*What needs to be done:*
Take every line where the string "Jenny" appears and copy it.

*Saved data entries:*
►

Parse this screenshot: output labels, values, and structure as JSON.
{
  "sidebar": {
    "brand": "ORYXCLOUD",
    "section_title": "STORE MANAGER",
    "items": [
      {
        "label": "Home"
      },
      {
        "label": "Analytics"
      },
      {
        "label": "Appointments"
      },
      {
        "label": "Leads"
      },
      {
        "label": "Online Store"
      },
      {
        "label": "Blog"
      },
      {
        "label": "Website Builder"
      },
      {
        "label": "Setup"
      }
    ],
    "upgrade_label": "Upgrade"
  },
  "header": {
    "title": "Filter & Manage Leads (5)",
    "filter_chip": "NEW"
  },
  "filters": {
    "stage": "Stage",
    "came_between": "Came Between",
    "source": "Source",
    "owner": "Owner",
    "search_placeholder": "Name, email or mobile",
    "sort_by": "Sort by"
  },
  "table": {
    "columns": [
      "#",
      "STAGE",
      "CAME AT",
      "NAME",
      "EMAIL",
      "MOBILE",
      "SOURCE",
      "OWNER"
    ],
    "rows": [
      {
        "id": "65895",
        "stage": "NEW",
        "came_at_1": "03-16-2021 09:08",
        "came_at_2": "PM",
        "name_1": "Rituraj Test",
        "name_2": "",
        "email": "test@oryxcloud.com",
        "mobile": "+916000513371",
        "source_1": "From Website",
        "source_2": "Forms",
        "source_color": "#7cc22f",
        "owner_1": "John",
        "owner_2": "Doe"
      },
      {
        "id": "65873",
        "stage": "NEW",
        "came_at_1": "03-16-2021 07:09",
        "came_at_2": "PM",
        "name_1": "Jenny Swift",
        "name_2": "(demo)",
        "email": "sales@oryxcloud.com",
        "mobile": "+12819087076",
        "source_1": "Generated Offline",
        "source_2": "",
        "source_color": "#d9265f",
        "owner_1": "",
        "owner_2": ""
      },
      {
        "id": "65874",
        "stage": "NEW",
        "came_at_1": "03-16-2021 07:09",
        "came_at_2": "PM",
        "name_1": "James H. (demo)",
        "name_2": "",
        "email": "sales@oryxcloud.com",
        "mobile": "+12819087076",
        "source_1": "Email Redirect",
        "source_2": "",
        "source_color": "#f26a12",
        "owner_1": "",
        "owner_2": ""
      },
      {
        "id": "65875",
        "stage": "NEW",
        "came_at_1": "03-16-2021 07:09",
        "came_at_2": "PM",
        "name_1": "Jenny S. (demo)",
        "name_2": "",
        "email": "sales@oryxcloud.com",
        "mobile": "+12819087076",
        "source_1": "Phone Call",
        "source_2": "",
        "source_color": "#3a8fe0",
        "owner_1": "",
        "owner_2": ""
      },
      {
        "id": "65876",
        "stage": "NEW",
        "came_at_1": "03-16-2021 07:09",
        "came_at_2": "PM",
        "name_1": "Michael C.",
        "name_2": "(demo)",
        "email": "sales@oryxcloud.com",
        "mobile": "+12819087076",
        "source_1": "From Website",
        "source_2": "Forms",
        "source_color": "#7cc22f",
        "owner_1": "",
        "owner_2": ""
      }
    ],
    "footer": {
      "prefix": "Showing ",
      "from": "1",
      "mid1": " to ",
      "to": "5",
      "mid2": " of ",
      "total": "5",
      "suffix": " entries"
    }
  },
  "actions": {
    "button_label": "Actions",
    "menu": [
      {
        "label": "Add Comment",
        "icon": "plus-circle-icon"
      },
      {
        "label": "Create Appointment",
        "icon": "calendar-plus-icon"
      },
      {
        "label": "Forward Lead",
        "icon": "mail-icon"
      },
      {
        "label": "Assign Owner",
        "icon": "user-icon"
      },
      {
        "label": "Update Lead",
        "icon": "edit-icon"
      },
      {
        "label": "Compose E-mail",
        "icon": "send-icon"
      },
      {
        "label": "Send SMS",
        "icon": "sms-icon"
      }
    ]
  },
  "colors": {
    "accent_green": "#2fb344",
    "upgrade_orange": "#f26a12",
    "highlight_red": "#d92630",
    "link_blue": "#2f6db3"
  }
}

◄

*Final result:*
        "name_1": "Jenny Swift",
        "name_1": "Jenny S. (demo)",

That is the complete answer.